[Data records]
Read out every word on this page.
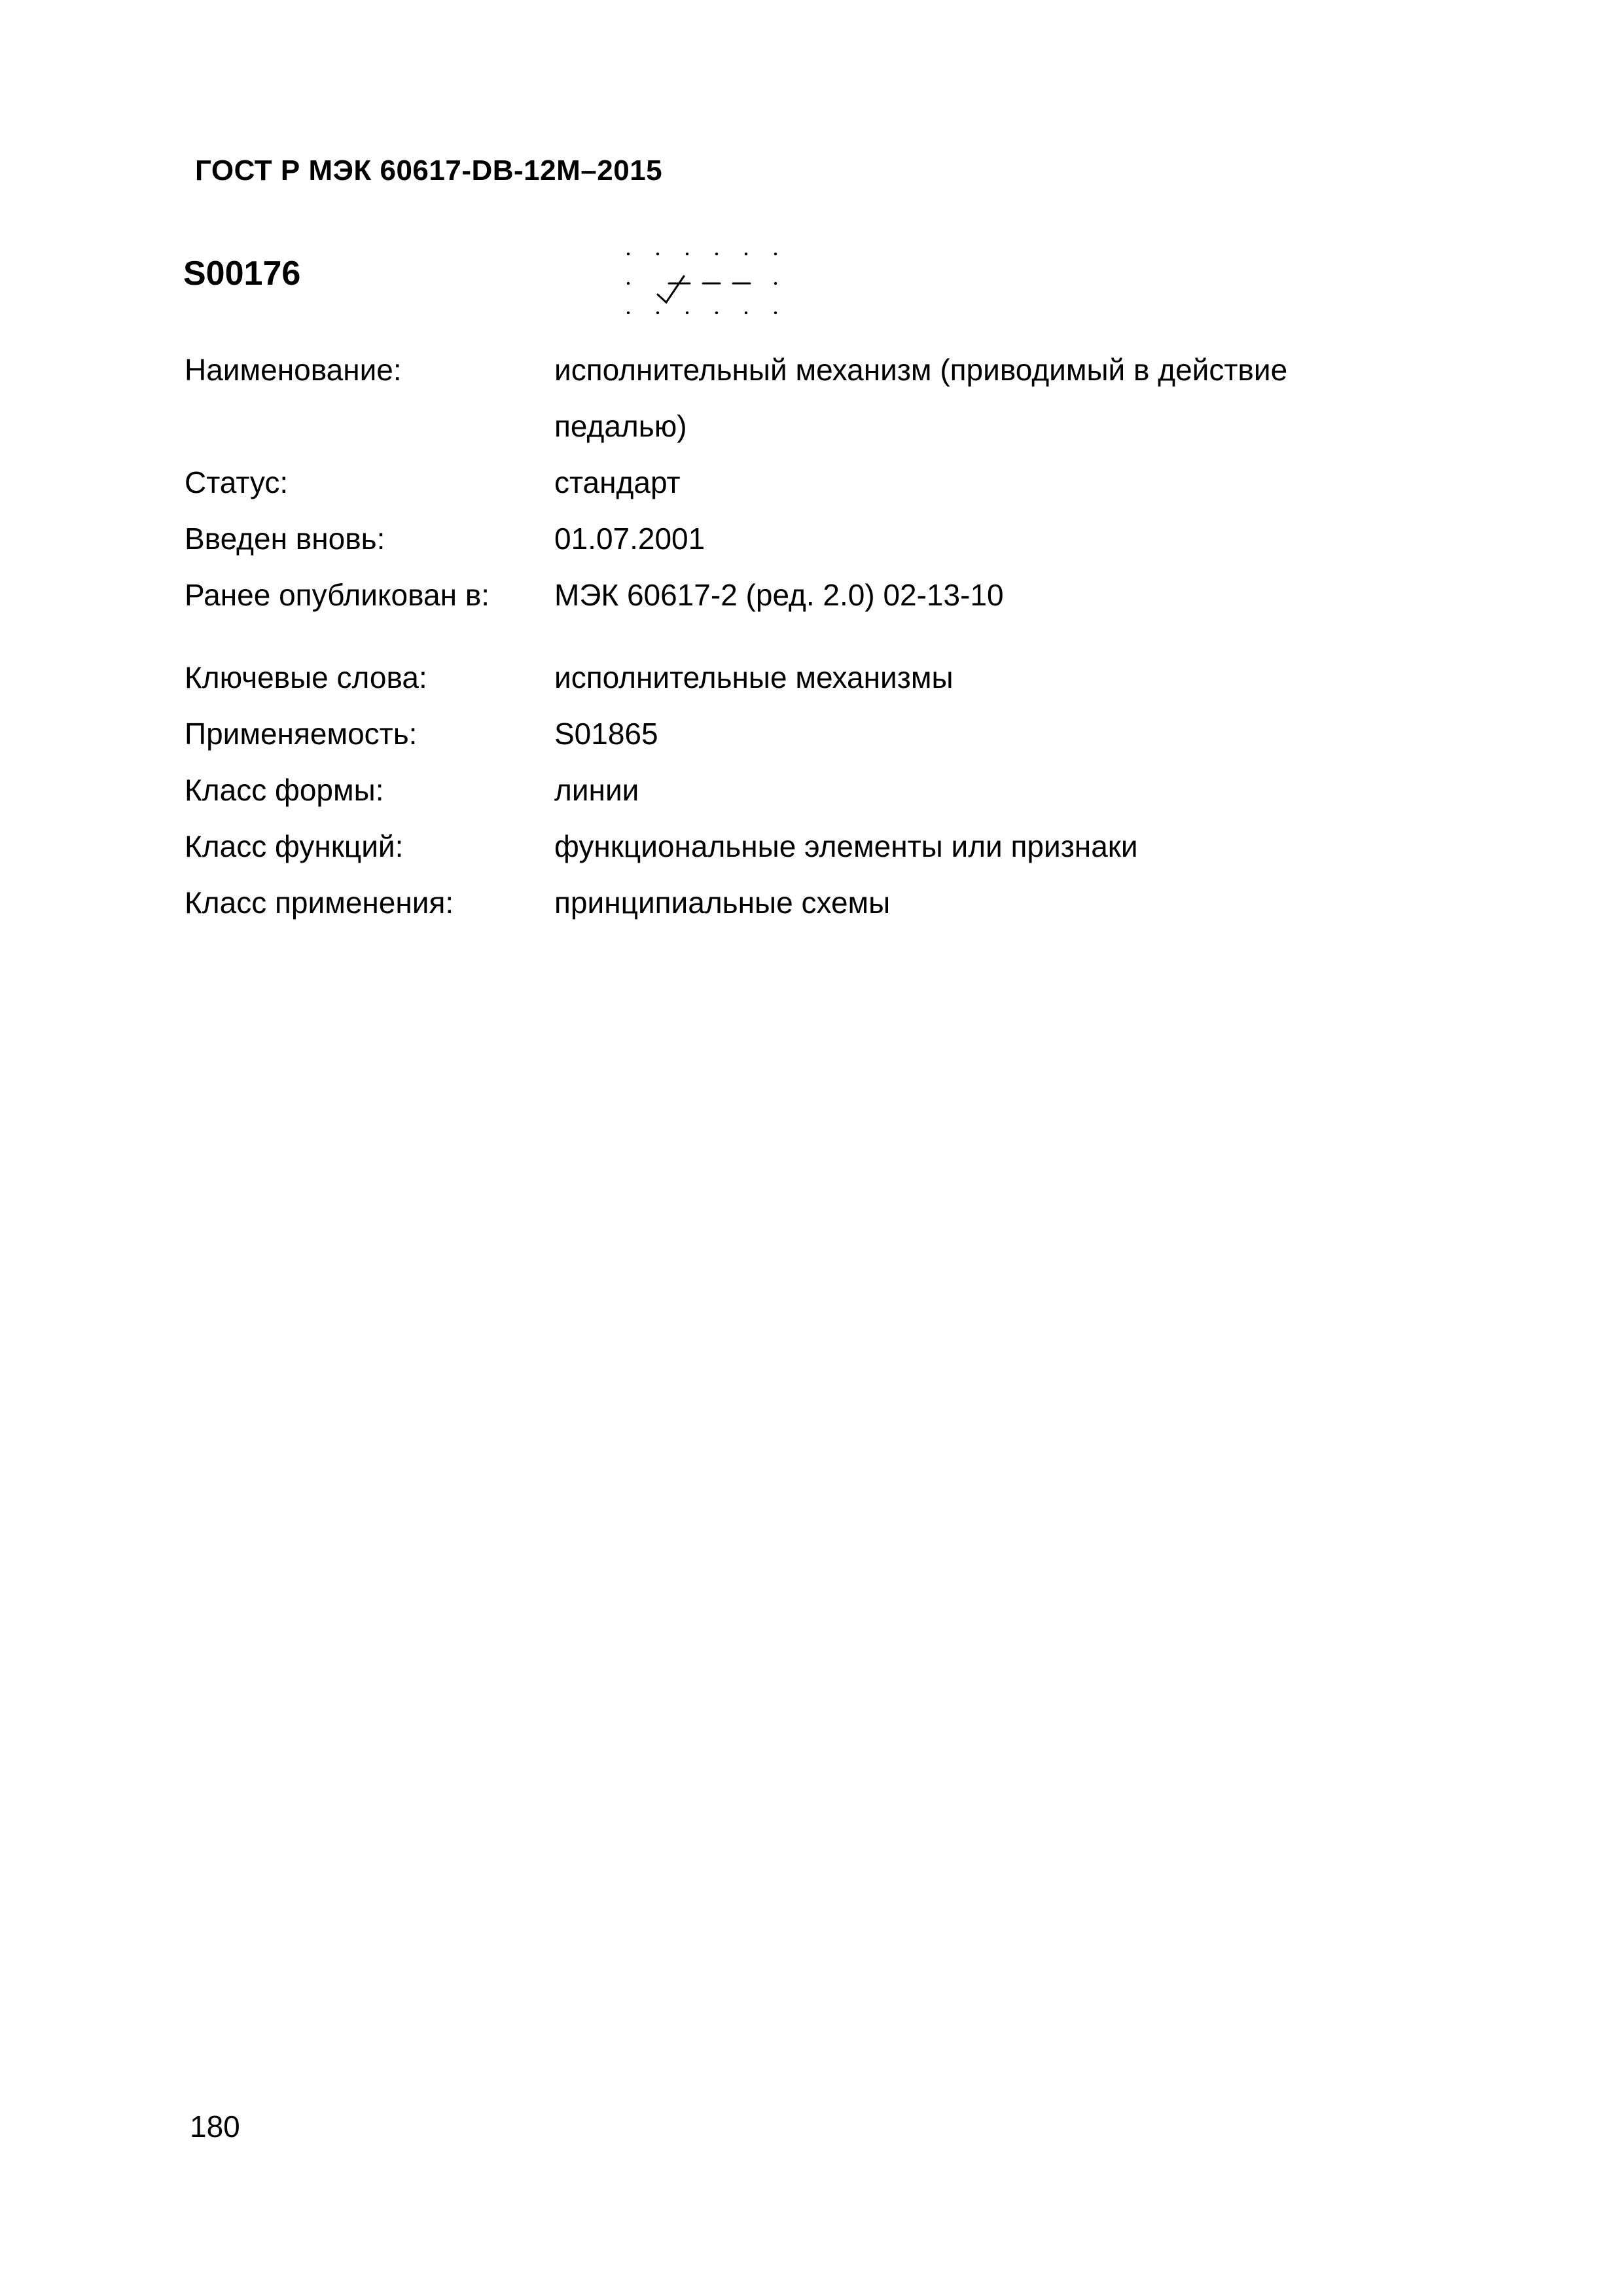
ГОСТ Р МЭК 60617-DB-12M–2015
S00176
Наименование:	исполнительный механизм (приводимый в действие педалью)
Статус:	стандарт
Введен вновь:	01.07.2001
Ранее опубликован в:	МЭК 60617-2 (ред. 2.0) 02-13-10
Ключевые слова:	исполнительные механизмы
Применяемость:	S01865
Класс формы:	линии
Класс функций:	функциональные элементы или признаки
Класс применения:	принципиальные схемы
180
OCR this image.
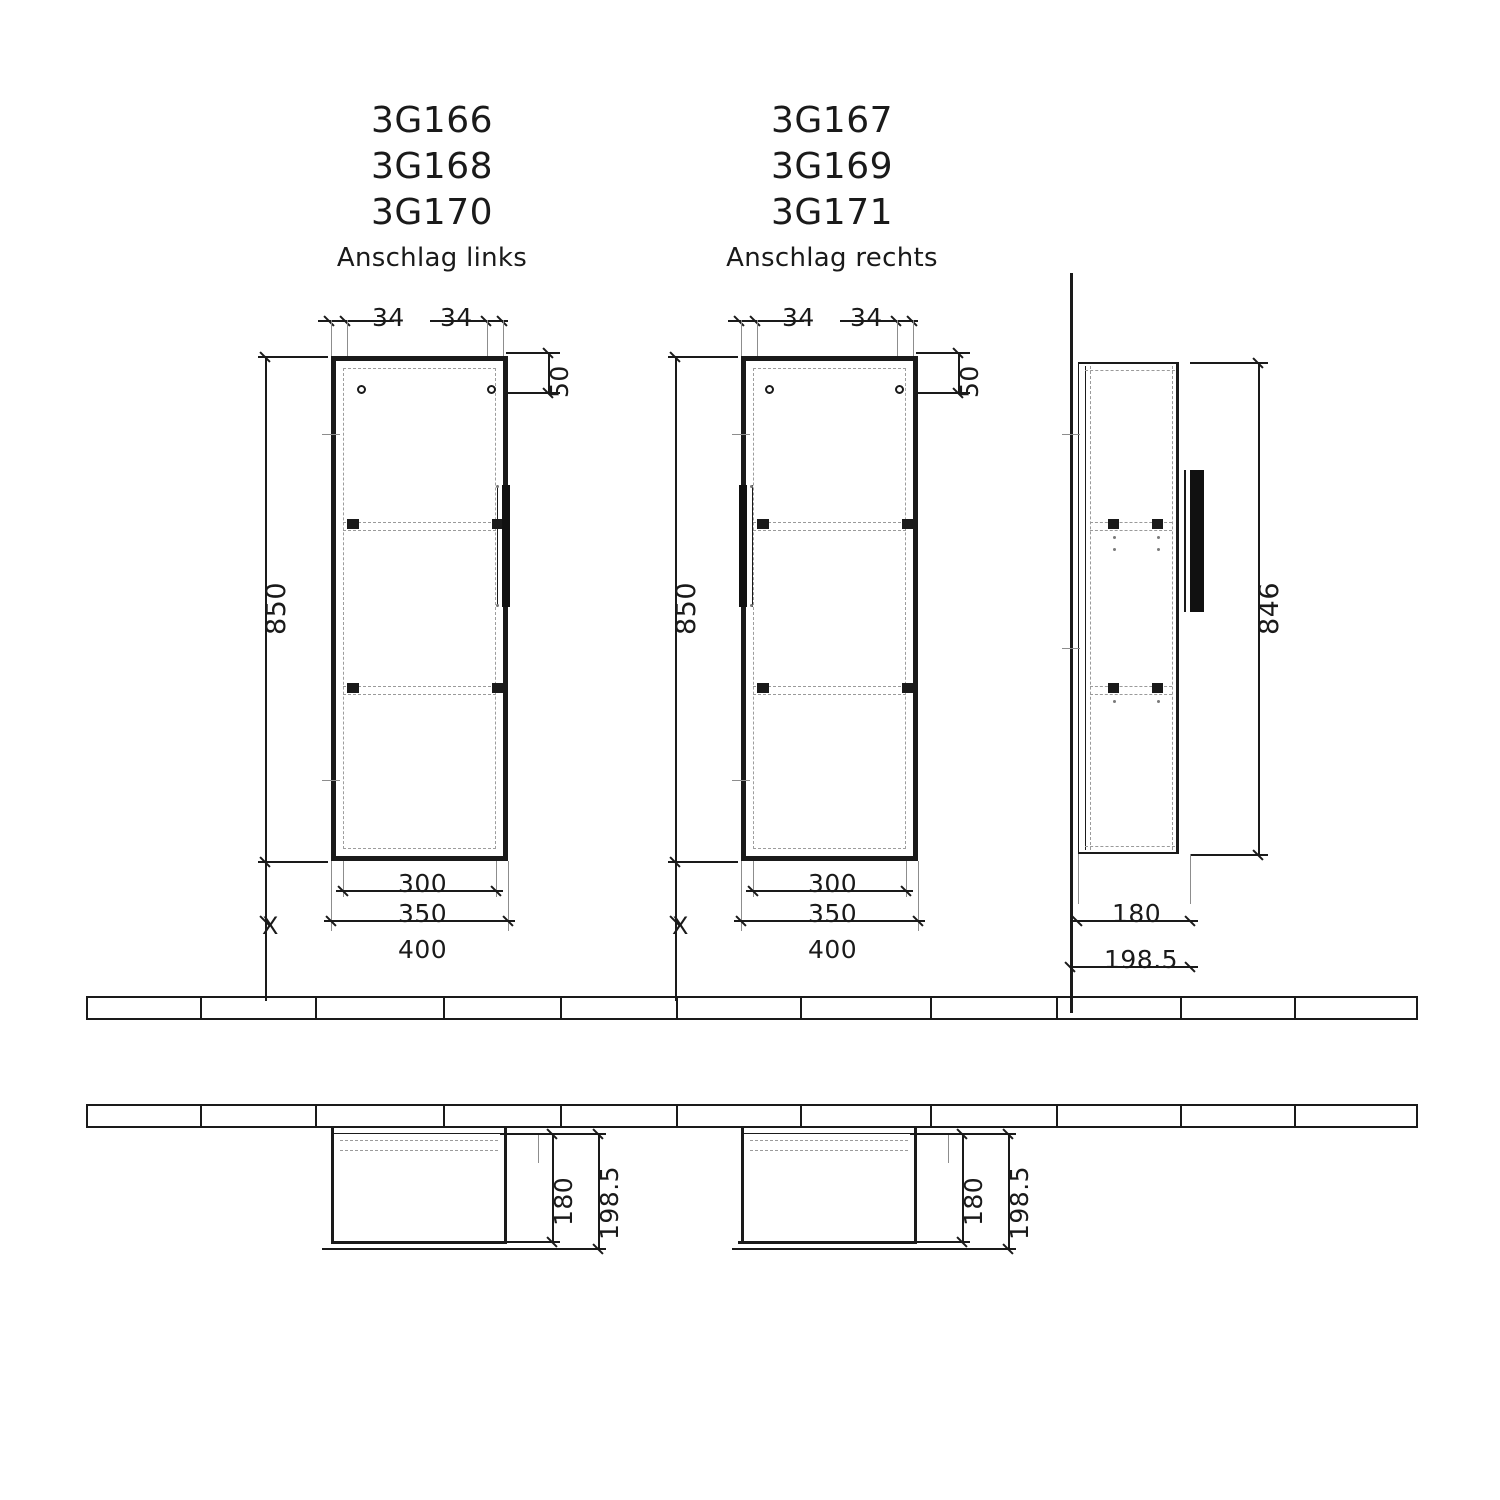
3G166
3G168
3G170
Anschlag links
3G167
3G169
3G171
Anschlag rechts
34 34
50
850
X
300
350
400
34 34
50
850
X
300
350
400
846
180
198.5
180 198.5	180 198.5
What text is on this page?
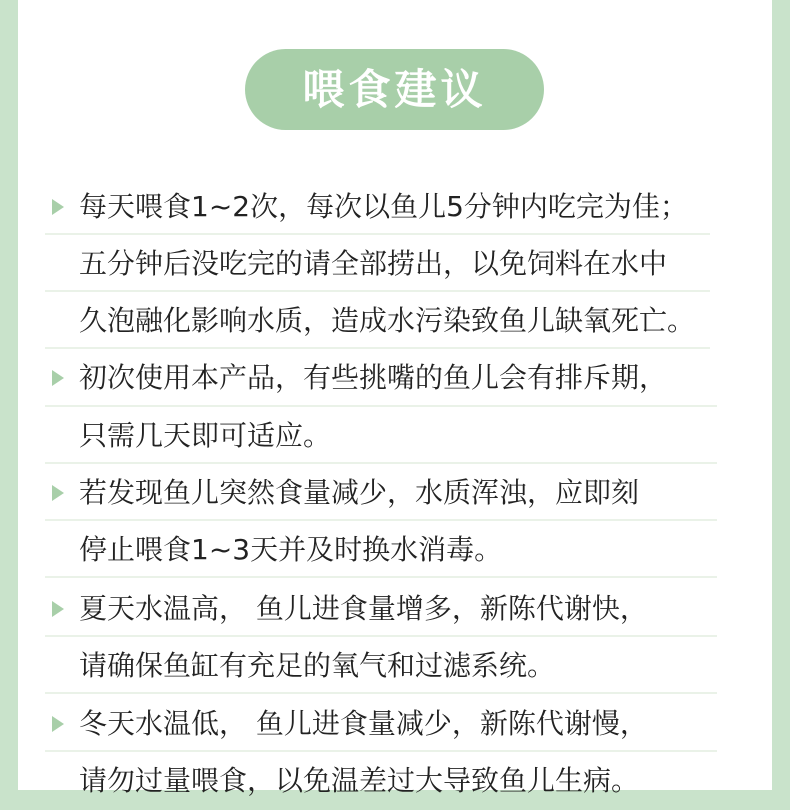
喂食建议
每天喂食1~2次，每次以鱼儿5分钟内吃完为佳；
五分钟后没吃完的请全部捞出，以免饲料在水中
久泡融化影响水质，造成水污染致鱼儿缺氧死亡。
初次使用本产品，有些挑嘴的鱼儿会有排斥期，
只需几天即可适应。
若发现鱼儿突然食量减少，水质浑浊，应即刻
停止喂食1~3天并及时换水消毒。
夏天水温高， 鱼儿进食量增多，新陈代谢快，
请确保鱼缸有充足的氧气和过滤系统。
冬天水温低， 鱼儿进食量减少，新陈代谢慢，
请勿过量喂食，以免温差过大导致鱼儿生病。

_Task prompt_
From the listing above, print every entry precisely and drop the pictures.

_Task answer_
Read out every word on this page.
ГОСТ Р МЭК 60617-DB-12M–2015
S00176
Наименование:	исполнительный механизм (приводимый в действие педалью)
Статус:	стандарт
Введен вновь:	01.07.2001
Ранее опубликован в:	МЭК 60617-2 (ред. 2.0) 02-13-10
Ключевые слова:	исполнительные механизмы
Применяемость:	S01865
Класс формы:	линии
Класс функций:	функциональные элементы или признаки
Класс применения:	принципиальные схемы
180
OCR this image.
3G166
3G168
3G170
Anschlag links
3G167
3G169
3G171
Anschlag rechts
34 34
50
850
X
300
350
400
34 34
50
850
X
300
350
400
846
180
198.5
180 198.5	180 198.5
What text is on this page?
喂食建议
每天喂食1~2次，每次以鱼儿5分钟内吃完为佳；
五分钟后没吃完的请全部捞出，以免饲料在水中
久泡融化影响水质，造成水污染致鱼儿缺氧死亡。
初次使用本产品，有些挑嘴的鱼儿会有排斥期，
只需几天即可适应。
若发现鱼儿突然食量减少，水质浑浊，应即刻
停止喂食1~3天并及时换水消毒。
夏天水温高， 鱼儿进食量增多，新陈代谢快，
请确保鱼缸有充足的氧气和过滤系统。
冬天水温低， 鱼儿进食量减少，新陈代谢慢，
请勿过量喂食，以免温差过大导致鱼儿生病。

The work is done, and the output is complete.